── The input ──
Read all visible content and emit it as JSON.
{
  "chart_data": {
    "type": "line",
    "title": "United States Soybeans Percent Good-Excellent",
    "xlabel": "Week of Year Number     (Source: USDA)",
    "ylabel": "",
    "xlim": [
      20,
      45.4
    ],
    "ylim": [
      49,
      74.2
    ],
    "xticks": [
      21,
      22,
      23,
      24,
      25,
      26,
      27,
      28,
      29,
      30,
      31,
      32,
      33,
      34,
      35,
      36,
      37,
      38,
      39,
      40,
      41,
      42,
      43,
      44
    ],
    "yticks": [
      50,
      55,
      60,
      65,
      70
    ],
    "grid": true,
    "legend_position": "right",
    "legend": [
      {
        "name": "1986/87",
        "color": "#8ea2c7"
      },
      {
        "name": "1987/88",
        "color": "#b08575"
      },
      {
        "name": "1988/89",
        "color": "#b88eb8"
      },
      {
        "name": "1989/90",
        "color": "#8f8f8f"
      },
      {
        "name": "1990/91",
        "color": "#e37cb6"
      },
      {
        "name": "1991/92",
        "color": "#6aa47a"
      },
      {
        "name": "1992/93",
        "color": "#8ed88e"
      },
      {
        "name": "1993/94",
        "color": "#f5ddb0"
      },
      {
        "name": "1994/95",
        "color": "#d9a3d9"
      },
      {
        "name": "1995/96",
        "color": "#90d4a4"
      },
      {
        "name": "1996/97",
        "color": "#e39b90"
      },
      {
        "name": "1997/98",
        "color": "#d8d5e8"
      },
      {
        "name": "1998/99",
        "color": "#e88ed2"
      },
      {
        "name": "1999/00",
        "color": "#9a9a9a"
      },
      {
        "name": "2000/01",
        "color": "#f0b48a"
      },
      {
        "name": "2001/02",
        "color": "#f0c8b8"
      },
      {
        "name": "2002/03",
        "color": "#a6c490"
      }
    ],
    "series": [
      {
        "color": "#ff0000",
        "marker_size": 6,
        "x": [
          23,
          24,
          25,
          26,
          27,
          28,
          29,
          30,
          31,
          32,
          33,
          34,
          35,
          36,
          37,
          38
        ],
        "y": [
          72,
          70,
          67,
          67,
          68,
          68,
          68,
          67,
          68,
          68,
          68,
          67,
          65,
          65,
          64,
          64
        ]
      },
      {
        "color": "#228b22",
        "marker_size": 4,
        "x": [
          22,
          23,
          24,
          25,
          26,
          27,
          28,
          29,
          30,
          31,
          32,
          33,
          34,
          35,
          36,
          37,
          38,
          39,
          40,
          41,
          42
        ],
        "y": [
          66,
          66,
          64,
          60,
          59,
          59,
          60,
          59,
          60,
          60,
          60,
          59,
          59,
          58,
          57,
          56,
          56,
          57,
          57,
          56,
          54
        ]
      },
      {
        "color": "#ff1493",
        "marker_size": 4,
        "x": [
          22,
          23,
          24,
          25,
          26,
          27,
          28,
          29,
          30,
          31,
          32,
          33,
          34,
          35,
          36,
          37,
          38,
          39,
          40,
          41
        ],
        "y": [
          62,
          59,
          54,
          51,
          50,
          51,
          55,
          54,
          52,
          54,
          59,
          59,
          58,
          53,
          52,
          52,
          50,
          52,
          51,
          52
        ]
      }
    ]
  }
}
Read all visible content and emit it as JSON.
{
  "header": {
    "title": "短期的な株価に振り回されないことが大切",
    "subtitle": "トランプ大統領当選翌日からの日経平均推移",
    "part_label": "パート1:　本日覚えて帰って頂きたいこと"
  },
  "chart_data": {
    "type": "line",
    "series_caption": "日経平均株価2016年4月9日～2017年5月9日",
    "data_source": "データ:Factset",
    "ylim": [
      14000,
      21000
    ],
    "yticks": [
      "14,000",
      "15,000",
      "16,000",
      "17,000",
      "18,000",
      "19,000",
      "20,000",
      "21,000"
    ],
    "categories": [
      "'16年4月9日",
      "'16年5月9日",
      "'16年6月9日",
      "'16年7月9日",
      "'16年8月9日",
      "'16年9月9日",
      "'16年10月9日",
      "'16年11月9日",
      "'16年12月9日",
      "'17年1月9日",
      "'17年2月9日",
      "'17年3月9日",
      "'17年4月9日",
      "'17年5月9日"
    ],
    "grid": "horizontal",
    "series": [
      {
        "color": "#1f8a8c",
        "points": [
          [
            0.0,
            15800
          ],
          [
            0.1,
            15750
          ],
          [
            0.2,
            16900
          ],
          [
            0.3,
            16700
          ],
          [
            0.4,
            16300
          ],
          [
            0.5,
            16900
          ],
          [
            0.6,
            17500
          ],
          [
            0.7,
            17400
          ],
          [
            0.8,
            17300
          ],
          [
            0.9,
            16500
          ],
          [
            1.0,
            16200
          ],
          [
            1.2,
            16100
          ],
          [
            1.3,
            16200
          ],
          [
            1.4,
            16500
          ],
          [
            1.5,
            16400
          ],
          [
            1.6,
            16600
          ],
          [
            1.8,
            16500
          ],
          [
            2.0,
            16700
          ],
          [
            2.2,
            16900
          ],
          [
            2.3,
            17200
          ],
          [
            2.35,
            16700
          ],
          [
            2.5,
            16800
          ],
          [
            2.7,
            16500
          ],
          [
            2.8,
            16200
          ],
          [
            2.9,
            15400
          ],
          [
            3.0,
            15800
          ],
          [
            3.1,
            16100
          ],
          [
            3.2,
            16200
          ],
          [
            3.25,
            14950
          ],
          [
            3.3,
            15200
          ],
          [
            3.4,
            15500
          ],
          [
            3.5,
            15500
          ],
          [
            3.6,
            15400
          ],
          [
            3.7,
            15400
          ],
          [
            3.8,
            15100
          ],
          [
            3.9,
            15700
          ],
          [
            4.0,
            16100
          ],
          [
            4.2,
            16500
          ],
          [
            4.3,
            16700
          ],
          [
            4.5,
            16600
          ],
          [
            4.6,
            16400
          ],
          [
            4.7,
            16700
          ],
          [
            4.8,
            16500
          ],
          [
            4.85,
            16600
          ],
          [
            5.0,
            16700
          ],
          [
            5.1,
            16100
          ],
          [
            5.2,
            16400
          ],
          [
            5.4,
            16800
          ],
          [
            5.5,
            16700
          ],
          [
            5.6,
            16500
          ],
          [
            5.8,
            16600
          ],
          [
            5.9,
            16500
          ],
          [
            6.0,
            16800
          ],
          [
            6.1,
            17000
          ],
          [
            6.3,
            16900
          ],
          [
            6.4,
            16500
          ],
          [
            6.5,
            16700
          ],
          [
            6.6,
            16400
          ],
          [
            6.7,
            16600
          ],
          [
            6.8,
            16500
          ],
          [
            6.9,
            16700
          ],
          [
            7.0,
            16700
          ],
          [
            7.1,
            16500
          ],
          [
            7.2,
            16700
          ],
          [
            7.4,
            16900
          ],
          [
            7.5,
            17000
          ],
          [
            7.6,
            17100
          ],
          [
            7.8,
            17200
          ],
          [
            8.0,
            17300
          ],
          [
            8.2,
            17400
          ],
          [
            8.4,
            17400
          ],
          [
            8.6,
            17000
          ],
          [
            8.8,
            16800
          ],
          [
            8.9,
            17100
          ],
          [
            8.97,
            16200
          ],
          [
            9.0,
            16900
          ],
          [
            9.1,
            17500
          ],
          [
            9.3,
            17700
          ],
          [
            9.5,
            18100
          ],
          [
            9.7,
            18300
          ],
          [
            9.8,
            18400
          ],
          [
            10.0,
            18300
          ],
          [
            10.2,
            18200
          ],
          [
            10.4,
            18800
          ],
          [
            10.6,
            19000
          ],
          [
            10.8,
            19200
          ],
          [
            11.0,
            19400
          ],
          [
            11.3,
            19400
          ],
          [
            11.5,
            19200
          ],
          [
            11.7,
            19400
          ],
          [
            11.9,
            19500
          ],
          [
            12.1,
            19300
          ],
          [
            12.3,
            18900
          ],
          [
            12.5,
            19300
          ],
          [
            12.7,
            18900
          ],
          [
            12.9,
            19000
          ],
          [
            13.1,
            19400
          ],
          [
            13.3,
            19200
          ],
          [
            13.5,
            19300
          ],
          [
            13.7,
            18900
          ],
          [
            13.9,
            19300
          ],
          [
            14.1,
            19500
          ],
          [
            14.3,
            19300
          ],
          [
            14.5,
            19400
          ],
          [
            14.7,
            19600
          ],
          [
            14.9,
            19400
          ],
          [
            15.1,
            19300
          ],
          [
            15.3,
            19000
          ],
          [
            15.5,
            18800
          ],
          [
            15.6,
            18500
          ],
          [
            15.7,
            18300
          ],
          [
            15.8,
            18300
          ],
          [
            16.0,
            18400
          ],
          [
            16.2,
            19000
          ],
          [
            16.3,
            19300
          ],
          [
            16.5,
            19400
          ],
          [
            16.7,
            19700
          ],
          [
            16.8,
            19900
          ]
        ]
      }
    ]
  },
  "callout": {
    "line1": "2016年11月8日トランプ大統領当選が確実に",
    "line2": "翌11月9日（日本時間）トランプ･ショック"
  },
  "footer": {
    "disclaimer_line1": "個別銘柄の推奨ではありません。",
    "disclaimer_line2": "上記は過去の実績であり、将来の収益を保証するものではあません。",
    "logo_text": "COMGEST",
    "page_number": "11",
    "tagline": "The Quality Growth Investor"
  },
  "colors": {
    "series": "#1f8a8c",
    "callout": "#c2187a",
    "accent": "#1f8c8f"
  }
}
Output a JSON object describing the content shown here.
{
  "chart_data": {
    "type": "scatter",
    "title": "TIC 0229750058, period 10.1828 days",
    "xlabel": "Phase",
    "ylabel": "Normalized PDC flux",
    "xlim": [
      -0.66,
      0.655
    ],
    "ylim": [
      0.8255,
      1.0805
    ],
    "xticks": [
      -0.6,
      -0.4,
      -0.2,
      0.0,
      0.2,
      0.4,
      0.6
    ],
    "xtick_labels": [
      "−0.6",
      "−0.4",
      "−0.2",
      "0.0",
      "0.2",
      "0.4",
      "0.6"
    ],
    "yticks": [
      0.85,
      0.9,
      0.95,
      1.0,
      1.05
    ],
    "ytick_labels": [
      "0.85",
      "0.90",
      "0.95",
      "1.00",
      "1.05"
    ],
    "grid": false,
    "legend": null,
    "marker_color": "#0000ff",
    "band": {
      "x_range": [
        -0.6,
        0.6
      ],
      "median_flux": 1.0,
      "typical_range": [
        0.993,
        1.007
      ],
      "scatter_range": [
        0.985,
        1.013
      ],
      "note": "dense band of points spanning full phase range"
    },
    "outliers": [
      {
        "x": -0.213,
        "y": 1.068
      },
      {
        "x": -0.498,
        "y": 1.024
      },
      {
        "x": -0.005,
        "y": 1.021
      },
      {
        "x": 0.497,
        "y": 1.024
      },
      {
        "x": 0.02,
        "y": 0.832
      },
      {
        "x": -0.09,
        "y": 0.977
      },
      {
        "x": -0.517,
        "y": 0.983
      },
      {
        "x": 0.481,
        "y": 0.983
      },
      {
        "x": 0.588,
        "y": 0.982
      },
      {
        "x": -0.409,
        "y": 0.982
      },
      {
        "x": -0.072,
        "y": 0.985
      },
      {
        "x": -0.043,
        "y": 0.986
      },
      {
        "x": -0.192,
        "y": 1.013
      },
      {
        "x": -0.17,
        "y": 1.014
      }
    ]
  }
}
───
## Prompt
Copy exactly, and only, the lines from the one containing "Output a JSON" through the last line of the listing.

## Written solution
Output a JSON object describing the content shown here.
{
  "chart_data": {
    "type": "scatter",
    "title": "TIC 0229750058, period 10.1828 days",
    "xlabel": "Phase",
    "ylabel": "Normalized PDC flux",
    "xlim": [
      -0.66,
      0.655
    ],
    "ylim": [
      0.8255,
      1.0805
    ],
    "xticks": [
      -0.6,
      -0.4,
      -0.2,
      0.0,
      0.2,
      0.4,
      0.6
    ],
    "xtick_labels": [
      "−0.6",
      "−0.4",
      "−0.2",
      "0.0",
      "0.2",
      "0.4",
      "0.6"
    ],
    "yticks": [
      0.85,
      0.9,
      0.95,
      1.0,
      1.05
    ],
    "ytick_labels": [
      "0.85",
      "0.90",
      "0.95",
      "1.00",
      "1.05"
    ],
    "grid": false,
    "legend": null,
    "marker_color": "#0000ff",
    "band": {
      "x_range": [
        -0.6,
        0.6
      ],
      "median_flux": 1.0,
      "typical_range": [
        0.993,
        1.007
      ],
      "scatter_range": [
        0.985,
        1.013
      ],
      "note": "dense band of points spanning full phase range"
    },
    "outliers": [
      {
        "x": -0.213,
        "y": 1.068
      },
      {
        "x": -0.498,
        "y": 1.024
      },
      {
        "x": -0.005,
        "y": 1.021
      },
      {
        "x": 0.497,
        "y": 1.024
      },
      {
        "x": 0.02,
        "y": 0.832
      },
      {
        "x": -0.09,
        "y": 0.977
      },
      {
        "x": -0.517,
        "y": 0.983
      },
      {
        "x": 0.481,
        "y": 0.983
      },
      {
        "x": 0.588,
        "y": 0.982
      },
      {
        "x": -0.409,
        "y": 0.982
      },
      {
        "x": -0.072,
        "y": 0.985
      },
      {
        "x": -0.043,
        "y": 0.986
      },
      {
        "x": -0.192,
        "y": 1.013
      },
      {
        "x": -0.17,
        "y": 1.014
      }
    ]
  }
}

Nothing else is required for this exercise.